- [Written exercise] Gather all lines from the material that contain the word "still".

======== Material for this exercise

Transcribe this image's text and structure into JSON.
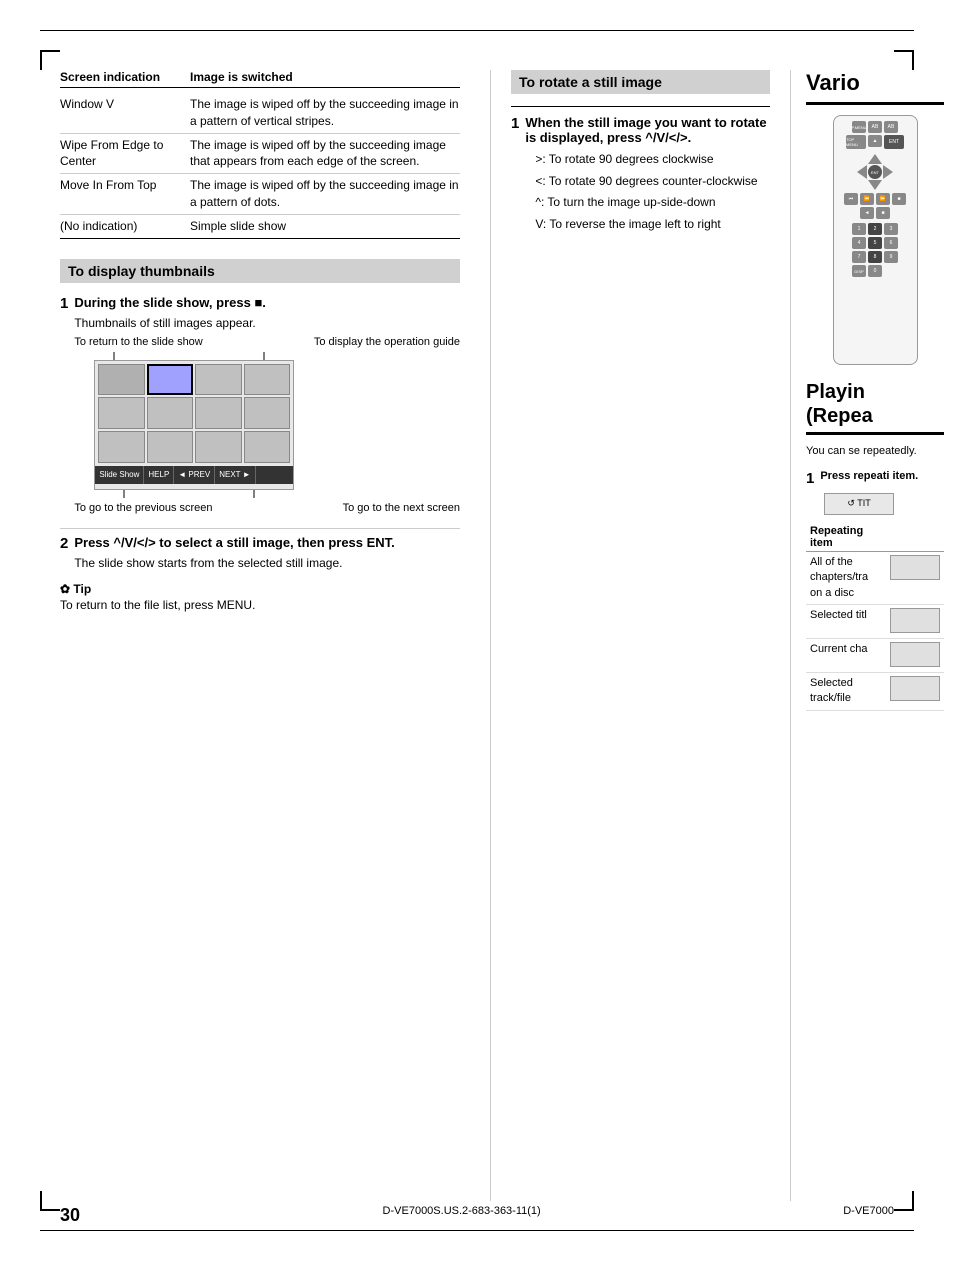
{
  "page": {
    "number": "30",
    "footer_left": "D-VE7000S.US.2-683-363-11(1)",
    "footer_right": "D-VE7000"
  },
  "table": {
    "headers": {
      "screen": "Screen indication",
      "image": "Image is switched"
    },
    "rows": [
      {
        "screen": "Window V",
        "image": "The image is wiped off by the succeeding image in a pattern of vertical stripes."
      },
      {
        "screen": "Wipe From Edge to Center",
        "image": "The image is wiped off by the succeeding image that appears from each edge of the screen."
      },
      {
        "screen": "Move In From Top",
        "image": "The image is wiped off by the succeeding image in a pattern of dots."
      },
      {
        "screen": "(No indication)",
        "image": "Simple slide show"
      }
    ]
  },
  "thumbnails_section": {
    "heading": "To display thumbnails",
    "step1": {
      "label": "1",
      "title": "During the slide show, press ■.",
      "desc": "Thumbnails of still images appear.",
      "annotation_top_left": "To return to the slide show",
      "annotation_top_right": "To display the operation guide",
      "annotation_bottom_left": "To go to the previous screen",
      "annotation_bottom_right": "To go to the next screen",
      "nav_items": [
        "Slide Show",
        "HELP",
        "◄ PREV",
        "NEXT ►"
      ]
    },
    "step2": {
      "label": "2",
      "title": "Press ^/V/</>  to select a still image, then press ENT.",
      "desc": "The slide show starts from the selected still image."
    },
    "tip": {
      "label": "✿ Tip",
      "text": "To return to the file list, press MENU."
    }
  },
  "rotate_section": {
    "heading": "To rotate a still image",
    "step1": {
      "label": "1",
      "title": "When the still image you want to rotate is displayed, press ^/V/</>.",
      "items": [
        ">: To rotate 90 degrees clockwise",
        "<: To rotate 90 degrees counter-clockwise",
        "^: To turn the image up-side-down",
        "V: To reverse the image left to right"
      ]
    }
  },
  "various_section": {
    "heading": "Vario"
  },
  "playing_section": {
    "heading_line1": "Playin",
    "heading_line2": "(Repea",
    "desc": "You can se repeatedly.",
    "step1": {
      "label": "1",
      "title": "Press repeati item."
    },
    "repeating_table": {
      "col1": "Repeating item",
      "col2": "",
      "rows": [
        {
          "item": "All of the chapters/tra on a disc",
          "screen": ""
        },
        {
          "item": "Selected titl",
          "screen": ""
        },
        {
          "item": "Current cha",
          "screen": ""
        },
        {
          "item": "Selected track/file",
          "screen": ""
        }
      ]
    }
  }
}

================

- [The response]
      "desc": "Thumbnails of still images appear.",
      "title": "Press ^/V/</>  to select a still image, then press ENT.",
      "desc": "The slide show starts from the selected still image."
    "heading": "To rotate a still image",
      "title": "When the still image you want to rotate is displayed, press ^/V/</>.",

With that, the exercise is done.